%%
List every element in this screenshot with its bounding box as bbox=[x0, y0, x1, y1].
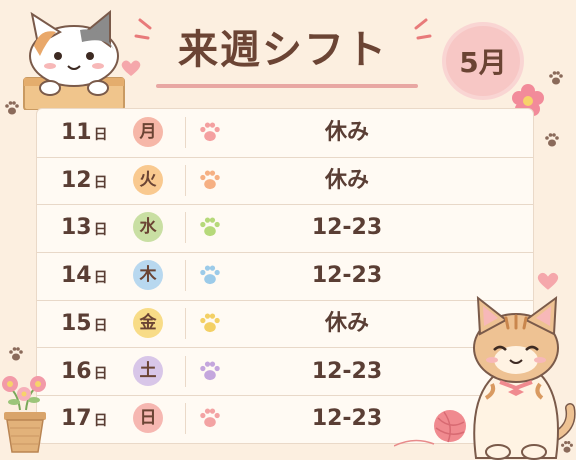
paw-print-icon bbox=[200, 217, 220, 237]
day-suffix: 日 bbox=[93, 127, 108, 143]
row-date: 16 日 bbox=[61, 348, 108, 395]
shift-value: 12-23 bbox=[311, 358, 383, 384]
paw-print-icon bbox=[5, 101, 19, 115]
column-divider bbox=[185, 164, 186, 196]
column-divider bbox=[185, 307, 186, 339]
date-number: 13 bbox=[61, 215, 92, 241]
paw-print-icon bbox=[549, 71, 563, 85]
row-date: 12 日 bbox=[61, 157, 108, 204]
title-underline bbox=[156, 84, 418, 88]
flower-pot-illustration bbox=[2, 376, 46, 453]
column-divider bbox=[185, 403, 186, 435]
weekday-badge: 月 bbox=[133, 117, 163, 147]
paw-print-icon bbox=[561, 441, 573, 453]
weekday-badge: 水 bbox=[133, 212, 163, 243]
date-number: 15 bbox=[61, 310, 92, 336]
paw-print-icon bbox=[200, 170, 220, 189]
shift-value: 12-23 bbox=[311, 263, 383, 289]
day-suffix: 日 bbox=[93, 413, 108, 430]
day-suffix: 日 bbox=[93, 270, 108, 287]
column-divider bbox=[185, 260, 186, 292]
weekday-badge: 金 bbox=[133, 307, 163, 338]
page-title: 来週シフト bbox=[178, 27, 388, 73]
month-badge: 5月 bbox=[446, 26, 520, 96]
paw-print-icon bbox=[545, 133, 559, 147]
weekday-badge: 木 bbox=[133, 260, 163, 291]
row-date: 14 日 bbox=[61, 252, 108, 299]
day-suffix: 日 bbox=[93, 174, 108, 191]
shift-value: 休み bbox=[324, 310, 369, 336]
row-date: 15 日 bbox=[61, 300, 108, 347]
day-suffix: 日 bbox=[93, 317, 108, 334]
shift-value: 休み bbox=[324, 167, 369, 193]
shift-card: 来週シフト 5月 11 日月休み 12 日火休み 13 日水 12-23 14 日木 12-23 1… bbox=[0, 0, 576, 460]
paw-print-icon bbox=[9, 347, 23, 361]
date-number: 16 bbox=[61, 358, 92, 384]
row-date: 17 日 bbox=[61, 395, 108, 442]
date-number: 12 bbox=[61, 167, 92, 193]
row-date: 13 日 bbox=[61, 204, 108, 251]
day-suffix: 日 bbox=[93, 365, 108, 382]
row-date: 11 日 bbox=[61, 109, 108, 156]
shift-value: 休み bbox=[324, 120, 369, 145]
paw-print-icon bbox=[200, 408, 220, 428]
cat-on-box-illustration bbox=[23, 9, 125, 110]
day-suffix: 日 bbox=[93, 222, 108, 239]
weekday-badge: 火 bbox=[133, 164, 163, 195]
paw-print-icon bbox=[200, 313, 220, 332]
date-number: 11 bbox=[61, 120, 92, 145]
paw-print-icon bbox=[200, 122, 220, 142]
column-divider bbox=[185, 117, 186, 148]
heart-icon bbox=[121, 60, 141, 76]
paw-print-icon bbox=[200, 265, 220, 285]
shift-row: 13 日水 12-23 bbox=[37, 204, 533, 254]
shift-row: 11 日月休み bbox=[37, 109, 533, 158]
column-divider bbox=[185, 355, 186, 387]
weekday-badge: 日 bbox=[133, 403, 163, 434]
paw-print-icon bbox=[200, 361, 220, 380]
sitting-cat-illustration bbox=[473, 295, 576, 460]
shift-row: 12 日火休み bbox=[37, 157, 533, 206]
shift-value: 12-23 bbox=[311, 215, 383, 241]
column-divider bbox=[185, 212, 186, 244]
date-number: 17 bbox=[61, 406, 92, 432]
weekday-badge: 土 bbox=[133, 355, 163, 386]
date-number: 14 bbox=[61, 263, 92, 289]
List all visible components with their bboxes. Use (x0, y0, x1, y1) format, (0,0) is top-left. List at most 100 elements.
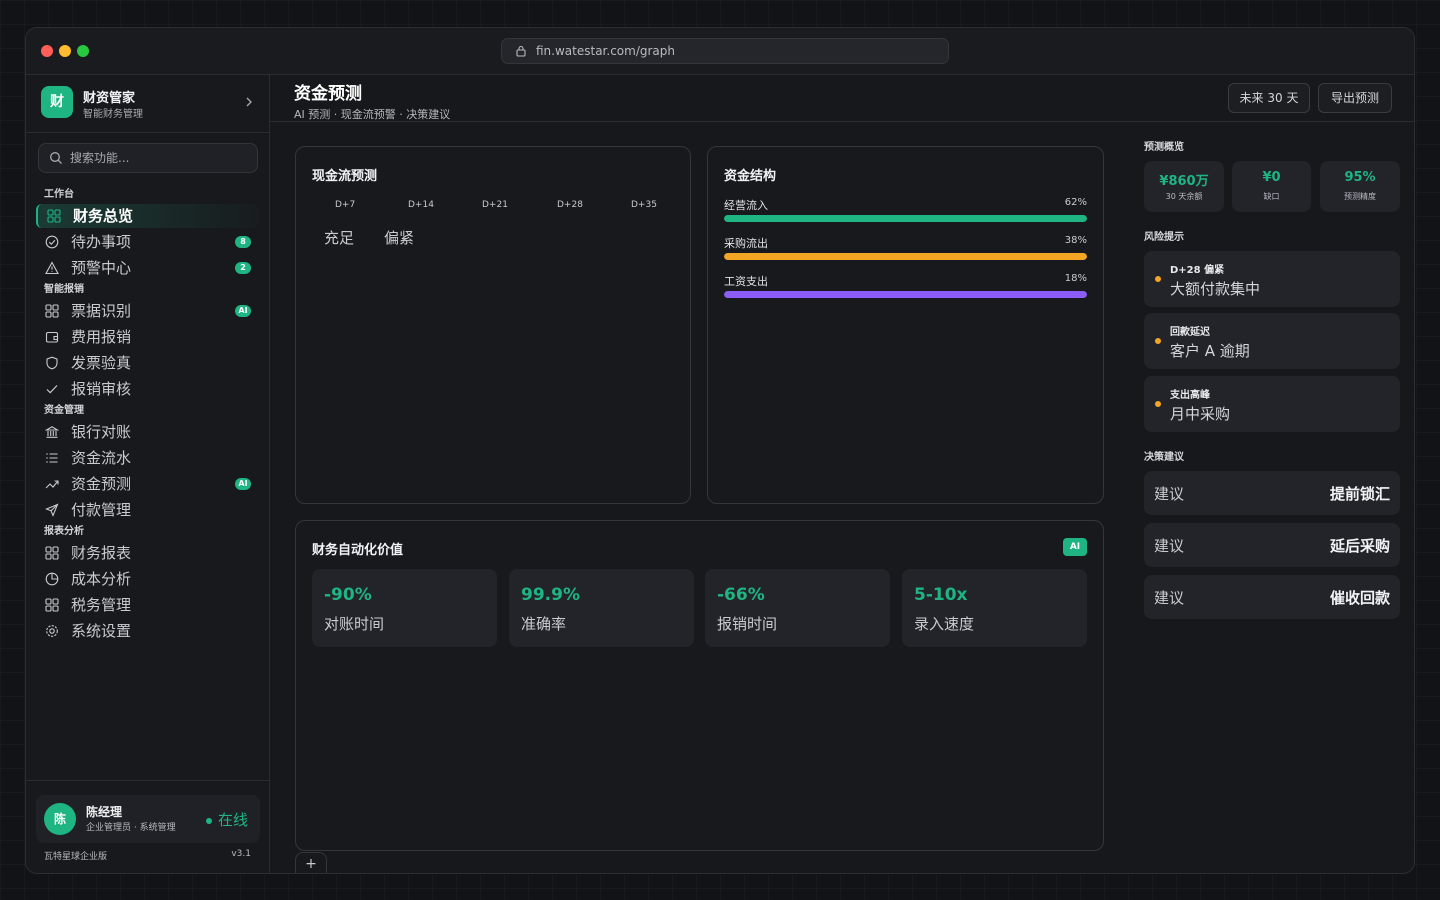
address-bar[interactable]: fin.watestar.com/graph (501, 38, 949, 64)
section-label-risks: 风险提示 (1144, 232, 1184, 243)
user-card[interactable]: 陈 陈经理 企业管理员 · 系统管理 在线 (36, 795, 260, 843)
lock-icon (516, 45, 526, 57)
bar-fill (724, 253, 1087, 260)
sidebar-item-alerts[interactable]: 预警中心 2 (36, 256, 259, 280)
bar-fill (724, 215, 1087, 222)
titlebar: fin.watestar.com/graph (26, 28, 1414, 75)
user-role: 企业管理员 · 系统管理 (86, 823, 176, 833)
sidebar-item-payments[interactable]: 付款管理 (36, 498, 259, 522)
kpi-tile: ¥0 缺口 (1232, 161, 1311, 212)
sidebar-item-expense-review[interactable]: 报销审核 (36, 377, 259, 401)
section-label-suggestions: 决策建议 (1144, 452, 1184, 463)
suggestion-action: 催收回款 (1329, 589, 1390, 607)
automation-value-card: 财务自动化价值 AI -90% 对账时间 99.9% 准确率 -66% 报销时间… (295, 520, 1104, 851)
trend-icon (45, 480, 59, 489)
sidebar-item-expense[interactable]: 费用报销 (36, 325, 259, 349)
brand-subtitle: 智能财务管理 (83, 109, 143, 120)
sidebar-item-label: 资金预测 (71, 475, 132, 493)
kpi-label: 预测精度 (1344, 192, 1376, 201)
search-placeholder: 搜索功能... (70, 151, 130, 165)
sidebar-item-financial-reports[interactable]: 财务报表 (36, 541, 259, 565)
maximize-window-button[interactable] (77, 45, 89, 57)
suggestion-prefix: 建议 (1154, 537, 1185, 555)
bar-percent: 62% (1064, 197, 1087, 208)
sidebar-item-todo[interactable]: 待办事项 8 (36, 230, 259, 254)
risk-item[interactable]: D+28 偏紧 大额付款集中 (1144, 251, 1400, 307)
suggestion-item[interactable]: 建议 催收回款 (1144, 575, 1400, 619)
structure-bar-row: 采购流出 38% (724, 235, 1087, 265)
count-badge: 8 (235, 236, 251, 248)
divider (26, 132, 269, 133)
metric-value: 99.9% (521, 585, 580, 605)
x-tick-label: D+35 (631, 200, 657, 210)
section-label-treasury: 资金管理 (44, 405, 84, 416)
brand-switcher[interactable]: 财 财资管家 智能财务管理 (41, 85, 256, 120)
sidebar-item-finance-overview[interactable]: 财务总览 (36, 204, 259, 228)
card-title: 财务自动化价值 (312, 543, 404, 558)
search-input[interactable]: 搜索功能... (38, 143, 258, 173)
sidebar-item-label: 资金流水 (71, 449, 132, 467)
sidebar-item-label: 税务管理 (71, 596, 132, 614)
sidebar-item-receipt-ocr[interactable]: 票据识别 AI (36, 299, 259, 323)
metric-label: 录入速度 (914, 615, 975, 633)
metric-label: 准确率 (521, 615, 567, 633)
legend-item: 充足 (324, 229, 355, 247)
x-tick-label: D+14 (408, 200, 434, 210)
kpi-value: ¥860万 (1159, 174, 1209, 189)
range-select-button[interactable]: 未来 30 天 (1228, 83, 1310, 113)
bar-percent: 18% (1064, 273, 1087, 284)
sidebar-item-cash-forecast[interactable]: 资金预测 AI (36, 472, 259, 496)
sidebar-item-label: 预警中心 (71, 259, 132, 277)
grid-icon (47, 209, 61, 223)
section-label-smart-expense: 智能报销 (44, 284, 84, 295)
sidebar-item-tax[interactable]: 税务管理 (36, 593, 259, 617)
suggestion-prefix: 建议 (1154, 485, 1185, 503)
sidebar-item-cash-flow[interactable]: 资金流水 (36, 446, 259, 470)
metric-label: 对账时间 (324, 615, 385, 633)
url-text: fin.watestar.com/graph (536, 44, 675, 58)
ai-badge: AI (1063, 538, 1087, 556)
metric-label: 报销时间 (717, 615, 778, 633)
fund-structure-card: 资金结构 经营流入 62% 采购流出 38% 工资支出 18% (707, 146, 1104, 504)
metric-value: 5-10x (914, 585, 968, 605)
page-subtitle: AI 预测 · 现金流预警 · 决策建议 (294, 108, 451, 121)
avatar: 陈 (44, 803, 76, 835)
suggestion-action: 延后采购 (1329, 537, 1390, 555)
risk-item[interactable]: 支出高峰 月中采购 (1144, 376, 1400, 432)
search-icon (50, 152, 62, 164)
metric-tile: 99.9% 准确率 (509, 569, 694, 647)
metric-tile: -66% 报销时间 (705, 569, 890, 647)
sidebar-item-cost-analysis[interactable]: 成本分析 (36, 567, 259, 591)
edition-label: 瓦特星球企业版 (44, 852, 108, 862)
suggestion-item[interactable]: 建议 提前锁汇 (1144, 471, 1400, 515)
bar-track (724, 253, 1087, 260)
warning-dot-icon (1155, 338, 1161, 344)
brand-logo: 财 (41, 86, 73, 118)
metric-tile: 5-10x 录入速度 (902, 569, 1087, 647)
risk-text: 大额付款集中 (1170, 280, 1261, 298)
export-button[interactable]: 导出预测 (1318, 83, 1392, 113)
sidebar-item-label: 票据识别 (71, 302, 132, 320)
bar-label: 经营流入 (724, 199, 768, 212)
grid-icon (45, 598, 59, 612)
structure-bar-row: 工资支出 18% (724, 273, 1087, 303)
sidebar-item-invoice-verify[interactable]: 发票验真 (36, 351, 259, 375)
minimize-window-button[interactable] (59, 45, 71, 57)
sidebar-item-label: 报销审核 (71, 380, 132, 398)
bar-label: 采购流出 (724, 237, 768, 250)
close-window-button[interactable] (41, 45, 53, 57)
metric-tile: -90% 对账时间 (312, 569, 497, 647)
list-icon (46, 453, 58, 463)
risk-item[interactable]: 回款延迟 客户 A 逾期 (1144, 313, 1400, 369)
metric-value: -66% (717, 585, 765, 605)
bar-percent: 38% (1064, 235, 1087, 246)
add-widget-button[interactable]: + (295, 852, 327, 873)
section-label-overview: 预测概览 (1144, 142, 1184, 153)
count-badge: 2 (235, 262, 251, 274)
sidebar: 财 财资管家 智能财务管理 搜索功能... 工作台 财务总览 待办事项 8 预警… (26, 75, 270, 873)
suggestion-item[interactable]: 建议 延后采购 (1144, 523, 1400, 567)
sidebar-item-settings[interactable]: 系统设置 (36, 619, 259, 643)
sidebar-item-bank-reconcile[interactable]: 银行对账 (36, 420, 259, 444)
kpi-tile: 95% 预测精度 (1320, 161, 1400, 212)
kpi-value: ¥0 (1262, 170, 1281, 185)
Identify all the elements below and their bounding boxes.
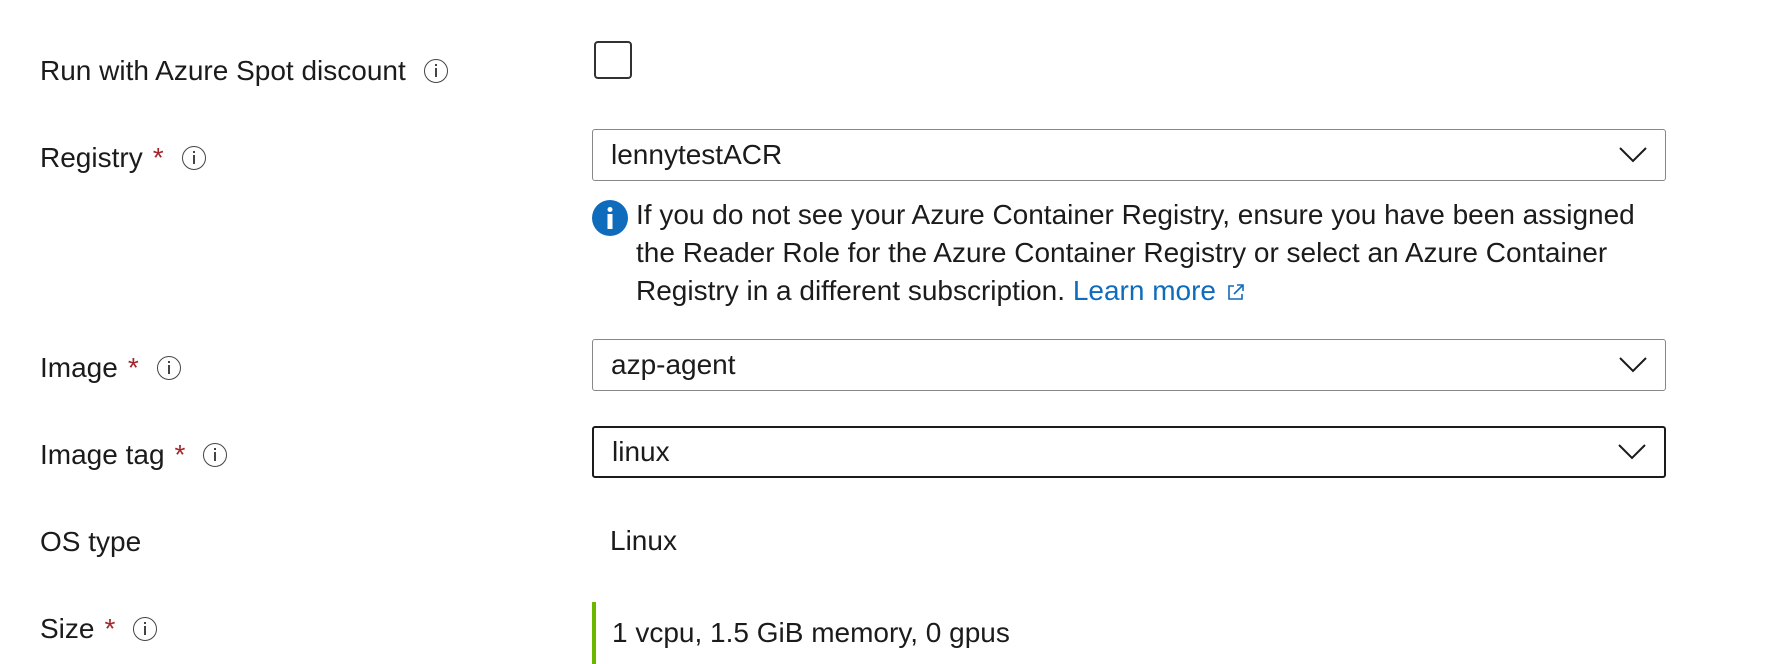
learn-more-link[interactable]: Learn more bbox=[1073, 275, 1246, 306]
image-dropdown-value: azp-agent bbox=[611, 349, 736, 380]
required-marker: * bbox=[152, 142, 164, 173]
info-filled-icon bbox=[592, 200, 628, 236]
chevron-down-icon bbox=[1619, 357, 1647, 373]
info-icon[interactable] bbox=[156, 356, 181, 380]
container-settings-form: Run with Azure Spot discount Registry * … bbox=[0, 0, 1766, 664]
registry-label: Registry * bbox=[40, 141, 206, 175]
learn-more-link-text: Learn more bbox=[1072, 275, 1216, 306]
image-tag-dropdown-value: linux bbox=[612, 436, 670, 467]
registry-notice: If you do not see your Azure Container R… bbox=[592, 196, 1672, 310]
image-tag-dropdown[interactable]: linux bbox=[592, 426, 1666, 478]
size-selection[interactable]: 1 vcpu, 1.5 GiB memory, 0 gpus bbox=[592, 602, 1010, 664]
registry-dropdown-value: lennytestACR bbox=[611, 139, 783, 170]
spot-discount-checkbox[interactable] bbox=[594, 41, 632, 79]
info-icon[interactable] bbox=[133, 617, 158, 641]
info-icon[interactable] bbox=[203, 443, 228, 467]
info-icon[interactable] bbox=[181, 146, 206, 170]
size-label: Size * bbox=[40, 612, 158, 646]
info-icon[interactable] bbox=[423, 59, 448, 83]
os-type-value: Linux bbox=[610, 525, 677, 556]
size-value: 1 vcpu, 1.5 GiB memory, 0 gpus bbox=[612, 617, 1010, 648]
required-marker: * bbox=[174, 439, 186, 470]
chevron-down-icon bbox=[1618, 444, 1646, 460]
os-type-label-text: OS type bbox=[40, 526, 142, 557]
image-tag-label-text: Image tag bbox=[40, 439, 165, 470]
spot-discount-label: Run with Azure Spot discount bbox=[40, 54, 448, 88]
image-dropdown[interactable]: azp-agent bbox=[592, 339, 1666, 391]
image-label: Image * bbox=[40, 351, 181, 385]
registry-label-text: Registry bbox=[40, 142, 143, 173]
os-type-label: OS type bbox=[40, 525, 141, 559]
image-tag-label: Image tag * bbox=[40, 438, 228, 472]
external-link-icon bbox=[1228, 284, 1244, 300]
required-marker: * bbox=[127, 352, 139, 383]
spot-discount-label-text: Run with Azure Spot discount bbox=[40, 55, 406, 86]
size-label-text: Size bbox=[40, 613, 95, 644]
image-label-text: Image bbox=[40, 352, 118, 383]
chevron-down-icon bbox=[1619, 147, 1647, 163]
registry-dropdown[interactable]: lennytestACR bbox=[592, 129, 1666, 181]
required-marker: * bbox=[104, 613, 116, 644]
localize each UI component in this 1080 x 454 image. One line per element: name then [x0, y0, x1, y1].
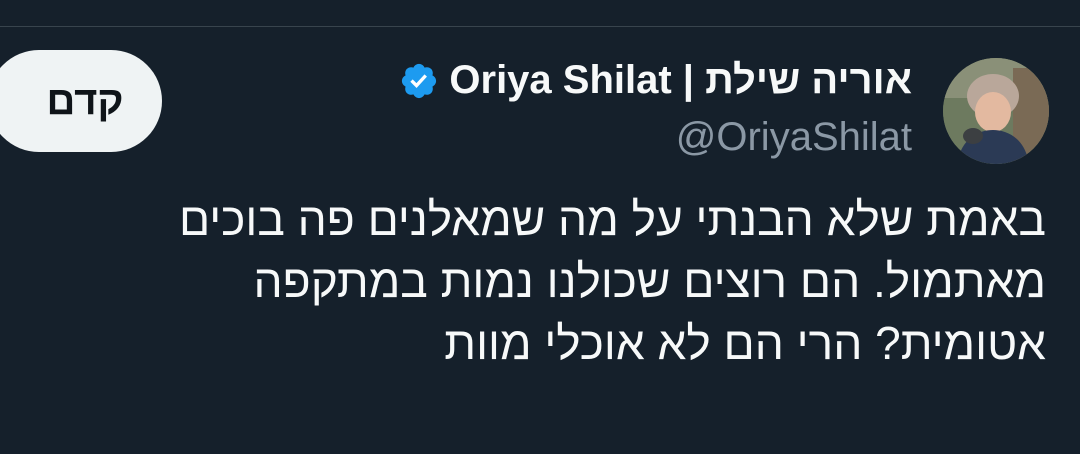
%%
Task goal
Quote every line from the one containing "38, 949, 64)" down to the one containing "user-role: 企业管理员 · 系统管理 (86, 823, 176, 833)", including both of those lines, without altering any character.

The reply
address-bar[interactable]: fin.watestar.com/graph (501, 38, 949, 64)
section-label-risks: 风险提示 (1144, 232, 1184, 243)
user-card[interactable]: 陈 陈经理 企业管理员 · 系统管理 在线 (36, 795, 260, 843)
lock-icon (516, 45, 526, 57)
bar-fill (724, 253, 1087, 260)
sidebar-item-alerts[interactable]: 预警中心 2 (36, 256, 259, 280)
bar-fill (724, 215, 1087, 222)
titlebar: fin.watestar.com/graph (26, 28, 1414, 75)
user-role: 企业管理员 · 系统管理 (86, 823, 176, 833)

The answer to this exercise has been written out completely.